> _AIM OF THE TASK_
Copy the items below word for word, leaving out the pictures.

> _DATASET RECORDS_

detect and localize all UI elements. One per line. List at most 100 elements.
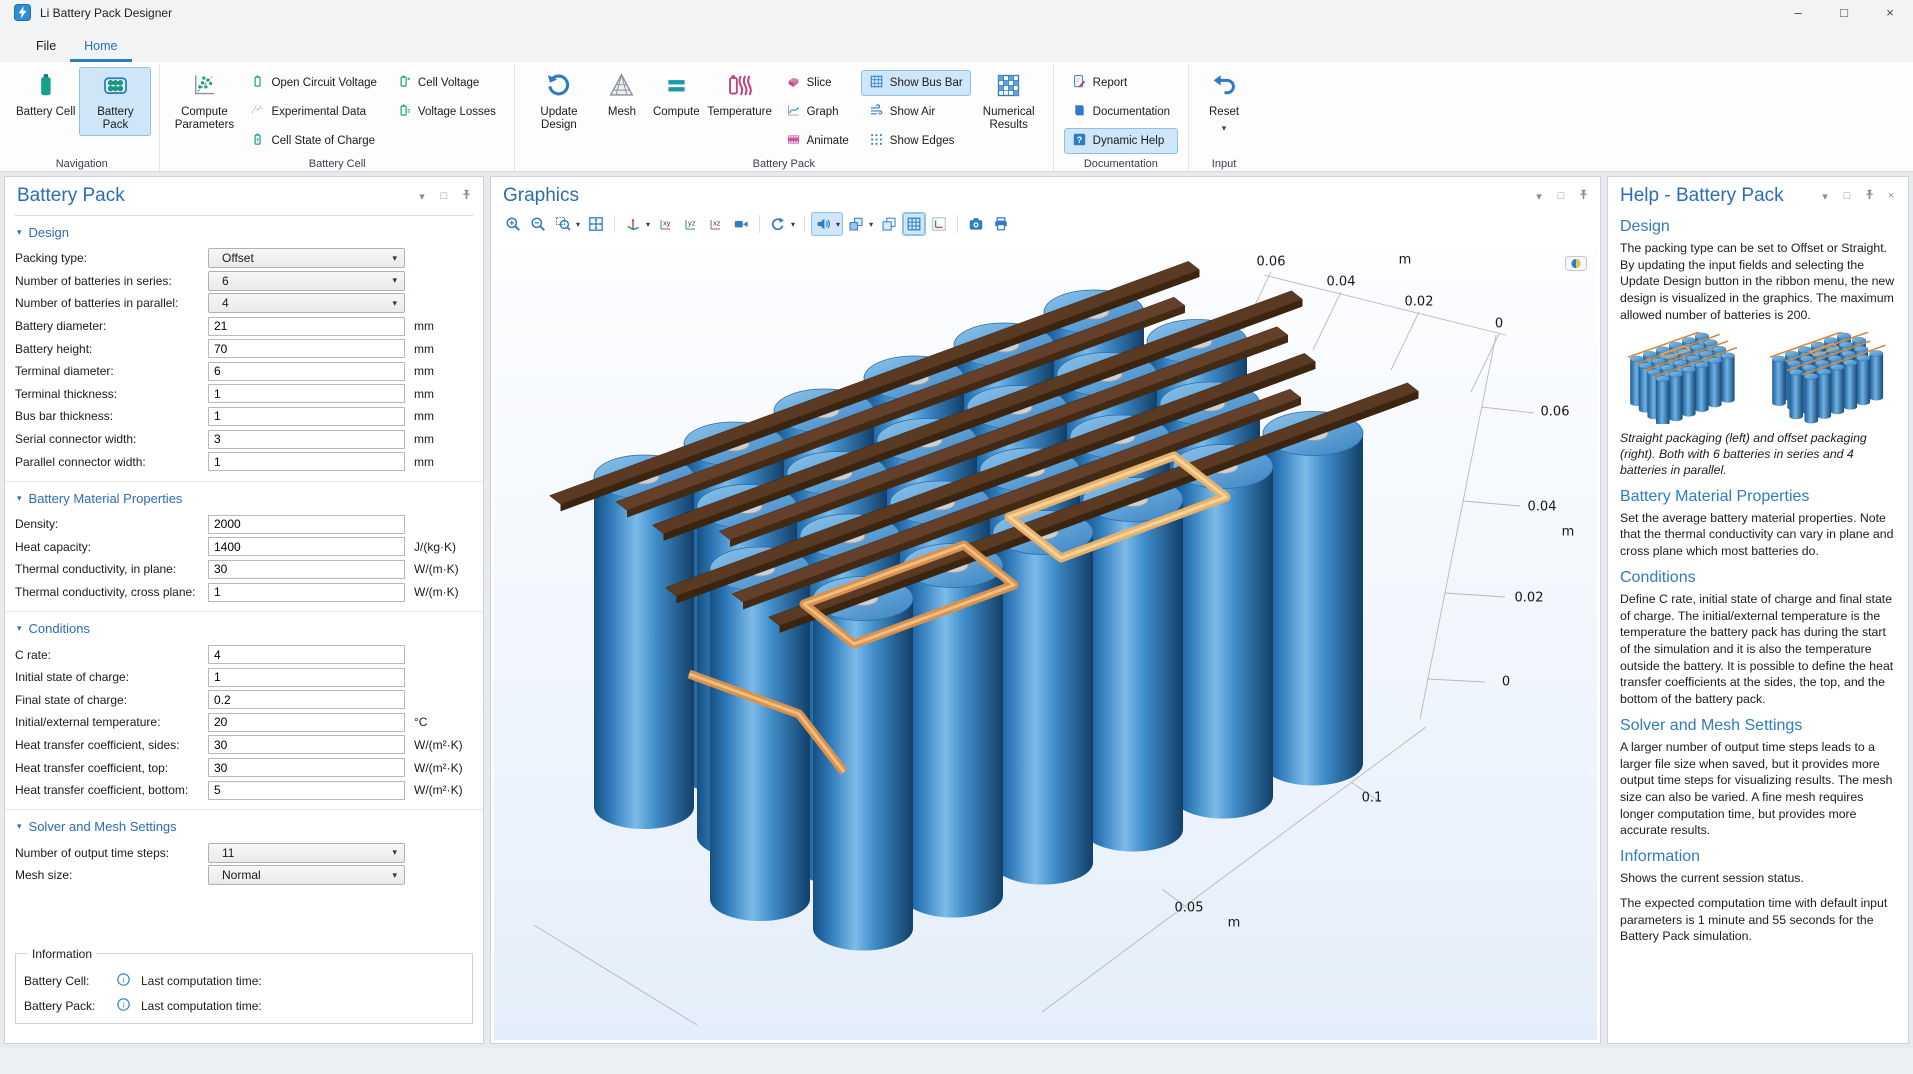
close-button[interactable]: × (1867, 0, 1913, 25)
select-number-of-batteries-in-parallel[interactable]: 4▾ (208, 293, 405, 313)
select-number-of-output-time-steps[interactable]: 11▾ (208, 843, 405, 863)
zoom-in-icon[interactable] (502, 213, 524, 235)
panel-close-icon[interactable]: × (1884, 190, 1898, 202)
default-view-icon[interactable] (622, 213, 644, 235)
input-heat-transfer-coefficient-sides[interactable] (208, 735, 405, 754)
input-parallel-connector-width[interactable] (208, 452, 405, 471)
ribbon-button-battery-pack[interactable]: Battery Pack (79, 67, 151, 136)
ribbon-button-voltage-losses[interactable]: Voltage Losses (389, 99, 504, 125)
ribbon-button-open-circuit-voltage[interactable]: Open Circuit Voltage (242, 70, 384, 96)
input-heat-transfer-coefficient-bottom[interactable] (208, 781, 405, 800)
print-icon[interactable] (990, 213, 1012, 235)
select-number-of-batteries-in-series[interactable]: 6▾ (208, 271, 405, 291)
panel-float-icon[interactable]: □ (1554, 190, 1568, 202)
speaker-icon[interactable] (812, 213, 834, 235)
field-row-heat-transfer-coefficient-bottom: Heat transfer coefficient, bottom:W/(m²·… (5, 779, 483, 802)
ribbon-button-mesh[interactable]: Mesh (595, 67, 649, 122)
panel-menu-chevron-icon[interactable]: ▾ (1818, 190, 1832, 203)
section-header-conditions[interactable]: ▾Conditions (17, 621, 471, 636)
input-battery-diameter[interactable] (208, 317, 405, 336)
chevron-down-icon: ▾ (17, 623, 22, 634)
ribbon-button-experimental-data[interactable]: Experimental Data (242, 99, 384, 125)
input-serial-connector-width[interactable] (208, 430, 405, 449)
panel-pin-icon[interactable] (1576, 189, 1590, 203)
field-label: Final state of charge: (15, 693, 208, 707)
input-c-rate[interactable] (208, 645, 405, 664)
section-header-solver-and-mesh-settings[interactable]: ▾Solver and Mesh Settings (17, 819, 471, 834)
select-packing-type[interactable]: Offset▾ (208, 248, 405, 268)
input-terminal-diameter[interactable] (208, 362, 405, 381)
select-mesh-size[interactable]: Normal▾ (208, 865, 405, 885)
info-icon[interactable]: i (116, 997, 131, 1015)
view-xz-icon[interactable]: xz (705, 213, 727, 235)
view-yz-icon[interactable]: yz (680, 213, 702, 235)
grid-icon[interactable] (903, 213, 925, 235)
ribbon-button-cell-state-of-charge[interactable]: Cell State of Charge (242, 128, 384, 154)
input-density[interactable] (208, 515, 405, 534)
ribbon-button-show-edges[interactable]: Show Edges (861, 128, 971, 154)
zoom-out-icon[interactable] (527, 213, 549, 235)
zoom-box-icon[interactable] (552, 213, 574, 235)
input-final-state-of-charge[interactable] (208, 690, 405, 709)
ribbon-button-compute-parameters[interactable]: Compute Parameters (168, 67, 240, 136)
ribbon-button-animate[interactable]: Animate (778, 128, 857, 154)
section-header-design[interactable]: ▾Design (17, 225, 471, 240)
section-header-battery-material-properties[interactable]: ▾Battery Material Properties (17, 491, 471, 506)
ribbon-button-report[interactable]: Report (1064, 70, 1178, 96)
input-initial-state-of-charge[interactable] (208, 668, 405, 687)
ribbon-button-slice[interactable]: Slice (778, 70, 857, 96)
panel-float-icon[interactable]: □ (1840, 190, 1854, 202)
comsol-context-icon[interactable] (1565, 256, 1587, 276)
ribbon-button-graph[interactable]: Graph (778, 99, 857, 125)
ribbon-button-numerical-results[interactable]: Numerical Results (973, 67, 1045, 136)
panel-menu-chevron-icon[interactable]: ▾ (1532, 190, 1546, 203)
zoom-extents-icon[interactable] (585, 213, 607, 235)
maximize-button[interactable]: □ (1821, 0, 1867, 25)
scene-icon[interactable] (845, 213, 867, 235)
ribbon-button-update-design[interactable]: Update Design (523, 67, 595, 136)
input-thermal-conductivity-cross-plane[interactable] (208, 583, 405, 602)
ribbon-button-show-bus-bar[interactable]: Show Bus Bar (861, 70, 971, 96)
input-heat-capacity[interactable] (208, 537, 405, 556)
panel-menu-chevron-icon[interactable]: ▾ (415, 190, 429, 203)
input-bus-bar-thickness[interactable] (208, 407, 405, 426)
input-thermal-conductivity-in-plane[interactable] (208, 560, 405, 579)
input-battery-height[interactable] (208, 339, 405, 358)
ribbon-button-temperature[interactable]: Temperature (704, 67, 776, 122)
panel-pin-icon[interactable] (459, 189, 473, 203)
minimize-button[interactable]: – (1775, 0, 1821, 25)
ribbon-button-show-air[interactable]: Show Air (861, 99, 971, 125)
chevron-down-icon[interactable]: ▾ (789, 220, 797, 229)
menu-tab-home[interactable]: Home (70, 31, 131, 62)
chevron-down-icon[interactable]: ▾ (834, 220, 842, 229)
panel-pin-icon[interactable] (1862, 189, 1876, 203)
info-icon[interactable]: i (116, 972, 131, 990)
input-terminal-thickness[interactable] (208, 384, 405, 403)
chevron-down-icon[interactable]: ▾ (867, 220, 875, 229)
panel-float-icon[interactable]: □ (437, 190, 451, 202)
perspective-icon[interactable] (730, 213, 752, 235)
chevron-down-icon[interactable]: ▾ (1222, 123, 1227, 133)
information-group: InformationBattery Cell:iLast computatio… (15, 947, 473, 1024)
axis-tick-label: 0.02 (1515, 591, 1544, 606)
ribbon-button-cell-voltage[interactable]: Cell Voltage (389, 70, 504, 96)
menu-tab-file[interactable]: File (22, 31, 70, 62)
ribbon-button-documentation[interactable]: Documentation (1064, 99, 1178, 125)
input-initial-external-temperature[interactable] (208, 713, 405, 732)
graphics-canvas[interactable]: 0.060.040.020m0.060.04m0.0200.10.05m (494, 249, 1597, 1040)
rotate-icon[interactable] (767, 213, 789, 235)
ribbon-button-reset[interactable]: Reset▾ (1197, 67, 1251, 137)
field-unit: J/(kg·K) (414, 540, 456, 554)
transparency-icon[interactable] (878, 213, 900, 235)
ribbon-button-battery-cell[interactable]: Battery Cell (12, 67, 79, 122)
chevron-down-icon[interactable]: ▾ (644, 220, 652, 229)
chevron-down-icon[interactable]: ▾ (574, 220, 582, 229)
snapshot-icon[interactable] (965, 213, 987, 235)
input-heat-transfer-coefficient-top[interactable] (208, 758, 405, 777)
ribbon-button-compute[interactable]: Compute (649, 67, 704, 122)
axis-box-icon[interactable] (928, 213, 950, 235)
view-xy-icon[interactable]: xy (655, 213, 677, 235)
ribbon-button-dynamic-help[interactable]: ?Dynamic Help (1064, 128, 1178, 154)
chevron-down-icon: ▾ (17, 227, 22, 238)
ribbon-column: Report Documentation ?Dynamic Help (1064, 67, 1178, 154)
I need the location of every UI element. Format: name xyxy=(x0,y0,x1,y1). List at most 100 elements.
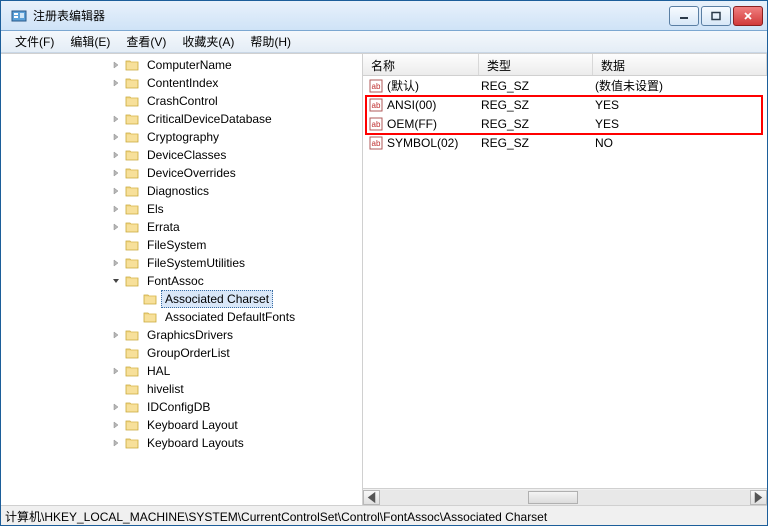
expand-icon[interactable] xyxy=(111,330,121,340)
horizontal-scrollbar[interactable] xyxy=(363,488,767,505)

> _EXERCISE RESPONSE_
detect and localize all UI elements. One per line. List at most 100 elements.
close-button[interactable]: × (1867, 0, 1913, 25)
select-number-of-batteries-in-parallel[interactable]: 4▾ (208, 293, 405, 313)
select-number-of-output-time-steps[interactable]: 11▾ (208, 843, 405, 863)
zoom-in-icon[interactable] (502, 213, 524, 235)
panel-close-icon[interactable]: × (1884, 190, 1898, 202)
default-view-icon[interactable] (622, 213, 644, 235)
input-heat-transfer-coefficient-sides[interactable] (208, 735, 405, 754)
input-parallel-connector-width[interactable] (208, 452, 405, 471)
ribbon-button-battery-pack[interactable]: Battery Pack (79, 67, 151, 136)
ribbon-button-voltage-losses[interactable]: Voltage Losses (389, 99, 504, 125)
ribbon-button-open-circuit-voltage[interactable]: Open Circuit Voltage (242, 70, 384, 96)
input-heat-transfer-coefficient-bottom[interactable] (208, 781, 405, 800)
print-icon[interactable] (990, 213, 1012, 235)
select-number-of-batteries-in-series[interactable]: 6▾ (208, 271, 405, 291)
panel-float-icon[interactable]: □ (1554, 190, 1568, 202)
speaker-icon[interactable] (812, 213, 834, 235)
field-row-heat-transfer-coefficient-bottom: Heat transfer coefficient, bottom:W/(m²·… (5, 779, 483, 802)
ribbon-button-mesh[interactable]: Mesh (595, 67, 649, 122)
panel-menu-chevron-icon[interactable]: ▾ (1818, 190, 1832, 203)
section-header-conditions[interactable]: ▾Conditions (17, 621, 471, 636)
input-battery-diameter[interactable] (208, 317, 405, 336)
chevron-down-icon: ▾ (17, 623, 22, 634)
ribbon-button-experimental-data[interactable]: Experimental Data (242, 99, 384, 125)
input-serial-connector-width[interactable] (208, 430, 405, 449)
panel-pin-icon[interactable] (1576, 189, 1590, 203)
field-label: Final state of charge: (15, 693, 208, 707)
input-c-rate[interactable] (208, 645, 405, 664)
section-header-solver-and-mesh-settings[interactable]: ▾Solver and Mesh Settings (17, 819, 471, 834)
select-packing-type[interactable]: Offset▾ (208, 248, 405, 268)
input-terminal-diameter[interactable] (208, 362, 405, 381)
select-mesh-size[interactable]: Normal▾ (208, 865, 405, 885)
info-icon[interactable]: i (116, 997, 131, 1015)
view-xz-icon[interactable]: xz (705, 213, 727, 235)
view-yz-icon[interactable]: yz (680, 213, 702, 235)
grid-icon[interactable] (903, 213, 925, 235)
ribbon-button-cell-state-of-charge[interactable]: Cell State of Charge (242, 128, 384, 154)
input-density[interactable] (208, 515, 405, 534)
ribbon-button-show-edges[interactable]: Show Edges (861, 128, 971, 154)
zoom-out-icon[interactable] (527, 213, 549, 235)
zoom-box-icon[interactable] (552, 213, 574, 235)
input-final-state-of-charge[interactable] (208, 690, 405, 709)
ribbon-button-compute-parameters[interactable]: Compute Parameters (168, 67, 240, 136)
ribbon-button-animate[interactable]: Animate (778, 128, 857, 154)
section-header-design[interactable]: ▾Design (17, 225, 471, 240)
section-header-battery-material-properties[interactable]: ▾Battery Material Properties (17, 491, 471, 506)
ribbon-button-report[interactable]: Report (1064, 70, 1178, 96)
input-initial-state-of-charge[interactable] (208, 668, 405, 687)
ribbon-button-slice[interactable]: Slice (778, 70, 857, 96)
panel-float-icon[interactable]: □ (1840, 190, 1854, 202)
comsol-context-icon[interactable] (1565, 256, 1587, 276)
ribbon-button-graph[interactable]: Graph (778, 99, 857, 125)
ribbon-button-numerical-results[interactable]: Numerical Results (973, 67, 1045, 136)
panel-menu-chevron-icon[interactable]: ▾ (1532, 190, 1546, 203)
zoom-extents-icon[interactable] (585, 213, 607, 235)
maximize-button[interactable]: □ (1821, 0, 1867, 25)
scene-icon[interactable] (845, 213, 867, 235)
ribbon-button-update-design[interactable]: Update Design (523, 67, 595, 136)
input-thermal-conductivity-cross-plane[interactable] (208, 583, 405, 602)
ribbon-button-show-bus-bar[interactable]: Show Bus Bar (861, 70, 971, 96)
input-heat-capacity[interactable] (208, 537, 405, 556)
panel-menu-chevron-icon[interactable]: ▾ (415, 190, 429, 203)
input-bus-bar-thickness[interactable] (208, 407, 405, 426)
input-thermal-conductivity-in-plane[interactable] (208, 560, 405, 579)
input-battery-height[interactable] (208, 339, 405, 358)
ribbon-button-temperature[interactable]: Temperature (704, 67, 776, 122)
panel-pin-icon[interactable] (459, 189, 473, 203)
minimize-button[interactable]: – (1775, 0, 1821, 25)
ribbon-button-show-air[interactable]: Show Air (861, 99, 971, 125)
chevron-down-icon[interactable]: ▾ (789, 220, 797, 229)
menu-tab-home[interactable]: Home (70, 31, 131, 62)
chevron-down-icon[interactable]: ▾ (834, 220, 842, 229)
panel-pin-icon[interactable] (1862, 189, 1876, 203)
info-icon[interactable]: i (116, 972, 131, 990)
input-terminal-thickness[interactable] (208, 384, 405, 403)
chevron-down-icon[interactable]: ▾ (867, 220, 875, 229)
panel-float-icon[interactable]: □ (437, 190, 451, 202)
perspective-icon[interactable] (730, 213, 752, 235)
chevron-down-icon[interactable]: ▾ (1222, 123, 1227, 133)
information-group: InformationBattery Cell:iLast computatio… (15, 947, 473, 1024)
axis-tick-label: 0.02 (1515, 591, 1544, 606)
ribbon-button-cell-voltage[interactable]: Cell Voltage (389, 70, 504, 96)
menu-tab-file[interactable]: File (22, 31, 70, 62)
ribbon-button-documentation[interactable]: Documentation (1064, 99, 1178, 125)
input-initial-external-temperature[interactable] (208, 713, 405, 732)
graphics-canvas[interactable]: 0.060.040.020m0.060.04m0.0200.10.05m (494, 249, 1597, 1040)
rotate-icon[interactable] (767, 213, 789, 235)
ribbon-button-reset[interactable]: Reset▾ (1197, 67, 1251, 137)
field-unit: J/(kg·K) (414, 540, 456, 554)
transparency-icon[interactable] (878, 213, 900, 235)
ribbon-button-battery-cell[interactable]: Battery Cell (12, 67, 79, 122)
chevron-down-icon[interactable]: ▾ (644, 220, 652, 229)
chevron-down-icon[interactable]: ▾ (574, 220, 582, 229)
snapshot-icon[interactable] (965, 213, 987, 235)
input-heat-transfer-coefficient-top[interactable] (208, 758, 405, 777)
ribbon-button-compute[interactable]: Compute (649, 67, 704, 122)
axis-box-icon[interactable] (928, 213, 950, 235)
view-xy-icon[interactable]: xy (655, 213, 677, 235)
ribbon-button-dynamic-help[interactable]: ?Dynamic Help (1064, 128, 1178, 154)
chevron-down-icon: ▾ (17, 227, 22, 238)
ribbon-column: Report Documentation ?Dynamic Help (1064, 67, 1178, 154)
I need the location of every UI element. Format: name xyxy=(x0,y0,x1,y1). List at most 100 elements.
expand-icon[interactable] xyxy=(111,330,121,340)
horizontal-scrollbar[interactable] xyxy=(363,488,767,505)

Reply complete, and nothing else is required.